Actions to take:
a - Answer these questions using the article on star schemas from data vault:
(i) Whom does the article name as the creator of data vault?
(ii) What does the article say a star schema is mostly composed of?
(iii) Where are business rules implemented and governed?
b - Copy the listing from its first line through the line with "264, 360, 337]", substituting "plot-title" for "chart-title" and changing nothing else.

Source extract:

━━━

Generating Star Schemas from Data Vault
Our RootCloud Platform provides an easy way for users to construct their enterprise data vault to generate dimensional star schemas…
Our RootCloud Platform provides an easy way for users to construct their enterprise data vault. With it, our users can manage data vault’s table schema, ingest IoT data, incrementally import and transform IT data from external systems, connect BI tools to it, and build applications directly with its APIs. One special sauce we have is the direct integration of OT and IT data. As long as the “link” between OT and IT is available in the vault, our platform can automatically integrate them together to serve business queries.
There’s one caveat: data vault is not intended to be queried directly. Data vault brings many benefits to the table, however easy and fast querying is never one of those. Its creator Dan Linstedt recommends adding Kimball dimensional modeling data marts as outputs specifically to serve business queries. This approach brings the best of the two modeling techniques together. That’s what our system provides.
The data vault serves as the single source of truth within the enterprise. Users can freely pick required entities, relationships, and transaction/event tables to create a star schema easily. The process is also super lightweight (mostly star schema is just composed of views on top of data vault tables) so that users can create as many star schemas as desired. That enables the agility necessary to serve the always-changing business requirements.
There are many advantages of this architecture:
New data sources can easily be added and ingested to data vault without impacting the data marts.
Since all the data is in the data vault, dropping or recreating data marts is super easy.
Different teams can work together, in parallel, on different star schemas, based on the same data vault. No team is going to be disrupted by other teams.
High agility is achieved. PoC can be done easily by simply creating a new star schema, and populating data from the data vault. The result is either checked and published or rejected and scraped.
Business rules are implemented and governed in the business vault and, hence can be shared by all teams.

━━━

Excerpts from a layout annotation set
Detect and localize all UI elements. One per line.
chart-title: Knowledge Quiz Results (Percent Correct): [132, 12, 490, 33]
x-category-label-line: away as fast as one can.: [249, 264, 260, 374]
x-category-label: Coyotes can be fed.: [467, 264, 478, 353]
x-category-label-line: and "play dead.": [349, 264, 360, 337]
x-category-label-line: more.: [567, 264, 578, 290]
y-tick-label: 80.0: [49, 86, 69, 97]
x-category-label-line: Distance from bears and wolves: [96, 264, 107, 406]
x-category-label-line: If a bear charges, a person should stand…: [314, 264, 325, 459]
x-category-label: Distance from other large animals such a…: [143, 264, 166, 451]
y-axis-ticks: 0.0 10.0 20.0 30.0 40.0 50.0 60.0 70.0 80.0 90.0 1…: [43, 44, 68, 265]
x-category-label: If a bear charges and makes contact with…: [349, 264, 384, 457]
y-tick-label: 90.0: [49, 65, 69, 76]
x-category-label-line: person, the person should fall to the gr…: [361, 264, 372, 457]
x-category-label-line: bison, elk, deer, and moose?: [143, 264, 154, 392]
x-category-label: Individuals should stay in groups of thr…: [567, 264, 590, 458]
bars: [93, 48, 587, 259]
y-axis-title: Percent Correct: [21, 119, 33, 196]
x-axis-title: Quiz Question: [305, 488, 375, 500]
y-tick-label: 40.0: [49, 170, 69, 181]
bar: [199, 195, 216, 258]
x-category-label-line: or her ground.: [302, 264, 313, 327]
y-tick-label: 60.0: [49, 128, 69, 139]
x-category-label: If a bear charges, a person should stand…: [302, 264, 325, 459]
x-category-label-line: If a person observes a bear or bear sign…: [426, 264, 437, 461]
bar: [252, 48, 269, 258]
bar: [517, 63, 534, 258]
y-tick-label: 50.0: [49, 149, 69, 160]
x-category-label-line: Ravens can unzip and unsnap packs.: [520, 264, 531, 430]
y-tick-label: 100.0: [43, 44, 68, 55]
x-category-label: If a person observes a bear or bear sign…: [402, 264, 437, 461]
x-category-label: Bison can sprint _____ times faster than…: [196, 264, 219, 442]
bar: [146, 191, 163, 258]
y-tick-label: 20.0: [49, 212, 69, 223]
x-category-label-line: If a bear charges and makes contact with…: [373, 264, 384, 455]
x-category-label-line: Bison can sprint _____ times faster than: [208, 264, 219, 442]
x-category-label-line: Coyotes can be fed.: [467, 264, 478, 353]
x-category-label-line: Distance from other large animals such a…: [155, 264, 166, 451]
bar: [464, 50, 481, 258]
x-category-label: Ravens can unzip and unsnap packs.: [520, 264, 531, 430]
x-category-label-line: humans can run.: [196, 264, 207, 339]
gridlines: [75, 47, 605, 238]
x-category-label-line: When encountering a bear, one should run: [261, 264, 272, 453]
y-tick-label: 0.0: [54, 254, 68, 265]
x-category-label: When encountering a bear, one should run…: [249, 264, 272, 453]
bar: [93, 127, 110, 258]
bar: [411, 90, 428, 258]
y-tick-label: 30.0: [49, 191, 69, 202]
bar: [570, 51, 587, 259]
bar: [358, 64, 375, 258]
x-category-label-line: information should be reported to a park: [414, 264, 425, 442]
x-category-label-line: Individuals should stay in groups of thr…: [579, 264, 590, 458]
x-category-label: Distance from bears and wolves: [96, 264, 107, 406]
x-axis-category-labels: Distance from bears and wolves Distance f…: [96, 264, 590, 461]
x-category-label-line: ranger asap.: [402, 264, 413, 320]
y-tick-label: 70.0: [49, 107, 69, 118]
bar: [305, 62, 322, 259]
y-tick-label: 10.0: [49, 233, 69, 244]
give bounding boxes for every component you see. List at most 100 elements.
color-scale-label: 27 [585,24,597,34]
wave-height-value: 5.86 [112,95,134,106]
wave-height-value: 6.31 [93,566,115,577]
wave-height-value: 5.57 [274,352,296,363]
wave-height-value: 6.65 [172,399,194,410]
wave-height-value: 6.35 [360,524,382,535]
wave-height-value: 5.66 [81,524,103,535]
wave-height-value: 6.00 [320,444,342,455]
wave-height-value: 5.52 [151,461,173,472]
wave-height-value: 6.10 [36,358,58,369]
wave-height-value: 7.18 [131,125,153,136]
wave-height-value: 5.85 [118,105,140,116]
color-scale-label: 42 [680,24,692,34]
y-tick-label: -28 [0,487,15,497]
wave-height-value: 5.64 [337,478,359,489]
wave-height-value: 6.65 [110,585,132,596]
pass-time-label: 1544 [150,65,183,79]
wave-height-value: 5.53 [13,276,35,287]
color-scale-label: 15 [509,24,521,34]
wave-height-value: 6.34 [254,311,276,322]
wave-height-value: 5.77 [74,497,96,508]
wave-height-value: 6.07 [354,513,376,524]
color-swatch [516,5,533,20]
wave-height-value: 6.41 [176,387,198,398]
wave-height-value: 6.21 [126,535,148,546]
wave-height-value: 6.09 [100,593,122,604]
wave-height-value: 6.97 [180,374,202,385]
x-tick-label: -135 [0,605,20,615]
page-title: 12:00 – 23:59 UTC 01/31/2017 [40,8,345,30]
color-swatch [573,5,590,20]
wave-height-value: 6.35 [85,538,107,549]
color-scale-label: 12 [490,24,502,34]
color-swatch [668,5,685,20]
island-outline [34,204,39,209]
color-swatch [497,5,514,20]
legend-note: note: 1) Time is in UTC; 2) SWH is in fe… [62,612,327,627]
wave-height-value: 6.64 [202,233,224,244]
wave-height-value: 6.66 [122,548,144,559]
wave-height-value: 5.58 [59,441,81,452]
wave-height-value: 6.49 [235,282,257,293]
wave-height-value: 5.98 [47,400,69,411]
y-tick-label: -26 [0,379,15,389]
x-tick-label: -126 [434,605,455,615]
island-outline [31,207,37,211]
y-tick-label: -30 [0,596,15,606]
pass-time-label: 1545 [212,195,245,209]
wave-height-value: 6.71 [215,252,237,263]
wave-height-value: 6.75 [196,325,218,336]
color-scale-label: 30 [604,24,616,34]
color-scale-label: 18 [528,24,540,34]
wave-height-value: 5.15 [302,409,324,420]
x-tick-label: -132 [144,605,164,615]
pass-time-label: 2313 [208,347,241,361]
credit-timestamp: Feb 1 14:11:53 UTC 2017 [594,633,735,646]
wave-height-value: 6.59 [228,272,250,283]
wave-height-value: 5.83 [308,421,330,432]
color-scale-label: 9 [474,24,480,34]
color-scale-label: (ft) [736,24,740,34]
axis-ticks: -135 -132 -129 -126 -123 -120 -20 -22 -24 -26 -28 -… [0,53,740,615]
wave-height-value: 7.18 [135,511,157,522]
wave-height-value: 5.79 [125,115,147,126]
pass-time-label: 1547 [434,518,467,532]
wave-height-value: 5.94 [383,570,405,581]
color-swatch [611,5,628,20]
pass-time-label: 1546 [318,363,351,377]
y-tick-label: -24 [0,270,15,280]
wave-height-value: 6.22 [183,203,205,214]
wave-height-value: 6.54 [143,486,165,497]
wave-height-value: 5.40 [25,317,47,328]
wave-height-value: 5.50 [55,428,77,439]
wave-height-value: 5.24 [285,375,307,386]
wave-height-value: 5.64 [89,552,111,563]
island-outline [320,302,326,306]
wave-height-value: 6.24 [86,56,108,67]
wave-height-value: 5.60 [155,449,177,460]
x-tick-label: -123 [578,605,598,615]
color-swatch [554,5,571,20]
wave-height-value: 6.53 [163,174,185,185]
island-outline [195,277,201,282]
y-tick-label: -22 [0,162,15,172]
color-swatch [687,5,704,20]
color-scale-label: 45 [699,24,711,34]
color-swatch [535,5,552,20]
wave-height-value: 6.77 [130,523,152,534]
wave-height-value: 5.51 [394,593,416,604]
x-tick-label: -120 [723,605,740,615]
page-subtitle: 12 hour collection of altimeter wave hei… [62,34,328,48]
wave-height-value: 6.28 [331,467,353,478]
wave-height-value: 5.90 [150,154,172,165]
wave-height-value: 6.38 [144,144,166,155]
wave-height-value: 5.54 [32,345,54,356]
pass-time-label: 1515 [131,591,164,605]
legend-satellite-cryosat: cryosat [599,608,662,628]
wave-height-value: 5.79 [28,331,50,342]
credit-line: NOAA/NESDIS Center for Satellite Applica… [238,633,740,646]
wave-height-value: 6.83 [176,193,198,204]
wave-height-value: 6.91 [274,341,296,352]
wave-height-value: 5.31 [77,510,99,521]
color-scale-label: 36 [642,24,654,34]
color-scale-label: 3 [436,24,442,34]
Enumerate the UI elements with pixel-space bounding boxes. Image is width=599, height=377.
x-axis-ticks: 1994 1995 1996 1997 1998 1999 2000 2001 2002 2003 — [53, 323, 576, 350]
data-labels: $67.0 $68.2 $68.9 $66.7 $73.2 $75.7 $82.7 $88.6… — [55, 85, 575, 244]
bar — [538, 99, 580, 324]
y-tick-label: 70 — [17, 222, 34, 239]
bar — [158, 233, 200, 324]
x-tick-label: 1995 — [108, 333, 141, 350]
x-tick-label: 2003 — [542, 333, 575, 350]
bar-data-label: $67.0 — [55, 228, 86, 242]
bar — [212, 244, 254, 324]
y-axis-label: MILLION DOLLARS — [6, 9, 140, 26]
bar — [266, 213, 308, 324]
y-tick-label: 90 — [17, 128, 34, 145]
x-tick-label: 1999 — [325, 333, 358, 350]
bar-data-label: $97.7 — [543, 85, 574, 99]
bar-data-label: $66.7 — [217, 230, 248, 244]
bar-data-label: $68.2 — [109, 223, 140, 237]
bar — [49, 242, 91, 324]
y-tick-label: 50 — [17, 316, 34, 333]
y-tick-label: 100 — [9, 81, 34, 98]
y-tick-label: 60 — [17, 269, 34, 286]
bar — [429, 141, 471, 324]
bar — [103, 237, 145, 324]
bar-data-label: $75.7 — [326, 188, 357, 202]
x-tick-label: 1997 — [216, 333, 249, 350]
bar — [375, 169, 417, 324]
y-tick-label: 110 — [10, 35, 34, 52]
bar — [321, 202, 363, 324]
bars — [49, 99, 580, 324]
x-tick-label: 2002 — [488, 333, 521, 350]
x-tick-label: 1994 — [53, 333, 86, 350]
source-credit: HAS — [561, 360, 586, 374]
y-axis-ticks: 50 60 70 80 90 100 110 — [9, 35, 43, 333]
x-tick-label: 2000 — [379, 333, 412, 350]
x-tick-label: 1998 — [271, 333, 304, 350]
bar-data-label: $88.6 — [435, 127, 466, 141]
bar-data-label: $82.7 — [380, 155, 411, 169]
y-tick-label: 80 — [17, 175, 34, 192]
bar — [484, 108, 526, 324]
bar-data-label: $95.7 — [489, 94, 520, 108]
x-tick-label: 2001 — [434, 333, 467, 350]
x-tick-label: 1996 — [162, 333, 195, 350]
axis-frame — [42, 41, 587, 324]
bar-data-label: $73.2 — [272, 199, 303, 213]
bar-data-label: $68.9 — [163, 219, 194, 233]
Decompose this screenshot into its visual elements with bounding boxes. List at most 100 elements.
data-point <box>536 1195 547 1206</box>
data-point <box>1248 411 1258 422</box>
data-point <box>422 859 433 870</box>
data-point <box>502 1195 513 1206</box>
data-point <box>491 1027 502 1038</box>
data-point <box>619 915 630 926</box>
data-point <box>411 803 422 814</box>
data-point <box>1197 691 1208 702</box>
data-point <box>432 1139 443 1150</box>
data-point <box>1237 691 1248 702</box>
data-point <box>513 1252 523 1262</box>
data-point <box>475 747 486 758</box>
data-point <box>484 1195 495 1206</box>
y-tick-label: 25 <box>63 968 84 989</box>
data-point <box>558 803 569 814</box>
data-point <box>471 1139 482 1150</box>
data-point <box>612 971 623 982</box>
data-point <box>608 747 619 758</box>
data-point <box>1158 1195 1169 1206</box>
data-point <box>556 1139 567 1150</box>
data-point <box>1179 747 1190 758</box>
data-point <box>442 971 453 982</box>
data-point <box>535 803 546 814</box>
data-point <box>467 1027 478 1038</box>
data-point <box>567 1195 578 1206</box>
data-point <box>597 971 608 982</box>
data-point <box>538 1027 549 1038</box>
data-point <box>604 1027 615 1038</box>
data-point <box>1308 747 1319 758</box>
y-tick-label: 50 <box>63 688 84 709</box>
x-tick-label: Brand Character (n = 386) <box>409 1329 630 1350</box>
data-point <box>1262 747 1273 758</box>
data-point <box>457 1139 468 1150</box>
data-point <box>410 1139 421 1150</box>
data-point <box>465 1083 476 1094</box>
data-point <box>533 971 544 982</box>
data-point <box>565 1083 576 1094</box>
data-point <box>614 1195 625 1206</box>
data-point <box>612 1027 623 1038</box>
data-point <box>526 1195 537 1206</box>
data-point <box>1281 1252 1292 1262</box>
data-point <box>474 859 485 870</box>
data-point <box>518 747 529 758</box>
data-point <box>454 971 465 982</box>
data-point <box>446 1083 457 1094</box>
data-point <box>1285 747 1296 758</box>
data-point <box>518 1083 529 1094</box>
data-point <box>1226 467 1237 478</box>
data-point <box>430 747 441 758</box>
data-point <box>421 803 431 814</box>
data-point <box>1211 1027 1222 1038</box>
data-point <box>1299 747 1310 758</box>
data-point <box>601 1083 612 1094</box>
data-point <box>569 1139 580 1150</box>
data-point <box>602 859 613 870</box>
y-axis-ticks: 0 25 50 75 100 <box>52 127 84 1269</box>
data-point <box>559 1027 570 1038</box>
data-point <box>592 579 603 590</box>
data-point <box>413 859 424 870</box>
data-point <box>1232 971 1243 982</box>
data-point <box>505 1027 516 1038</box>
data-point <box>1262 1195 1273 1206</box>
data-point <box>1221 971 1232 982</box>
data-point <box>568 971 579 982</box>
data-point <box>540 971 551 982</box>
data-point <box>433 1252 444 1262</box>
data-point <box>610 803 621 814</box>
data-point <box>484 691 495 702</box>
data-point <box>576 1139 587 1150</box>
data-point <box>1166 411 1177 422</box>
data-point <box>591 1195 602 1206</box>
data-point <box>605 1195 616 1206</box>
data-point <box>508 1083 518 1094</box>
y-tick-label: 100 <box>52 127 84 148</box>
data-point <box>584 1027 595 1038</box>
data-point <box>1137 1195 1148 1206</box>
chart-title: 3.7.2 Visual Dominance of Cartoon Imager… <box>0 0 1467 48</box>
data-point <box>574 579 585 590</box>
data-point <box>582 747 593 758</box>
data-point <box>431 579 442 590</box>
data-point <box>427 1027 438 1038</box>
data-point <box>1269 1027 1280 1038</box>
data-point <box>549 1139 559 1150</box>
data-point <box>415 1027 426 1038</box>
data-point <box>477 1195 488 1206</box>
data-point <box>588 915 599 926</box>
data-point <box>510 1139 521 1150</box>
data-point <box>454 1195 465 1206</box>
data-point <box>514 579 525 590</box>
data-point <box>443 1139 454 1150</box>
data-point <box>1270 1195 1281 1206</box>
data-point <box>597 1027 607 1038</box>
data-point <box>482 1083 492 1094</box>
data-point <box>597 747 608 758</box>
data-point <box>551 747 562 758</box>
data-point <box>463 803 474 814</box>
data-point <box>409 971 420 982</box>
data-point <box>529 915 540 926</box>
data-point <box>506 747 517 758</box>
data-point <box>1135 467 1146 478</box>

━━━

Responses per task:
a -
(i) Dan Linstedt
(ii) Views on top of data vault tables
(iii) In the business vault

b -
Detect and localize all UI elements. One per line.
plot-title: Knowledge Quiz Results (Percent Correct): [132, 12, 490, 33]
x-category-label-line: away as fast as one can.: [249, 264, 260, 374]
x-category-label: Coyotes can be fed.: [467, 264, 478, 353]
x-category-label-line: and "play dead.": [349, 264, 360, 337]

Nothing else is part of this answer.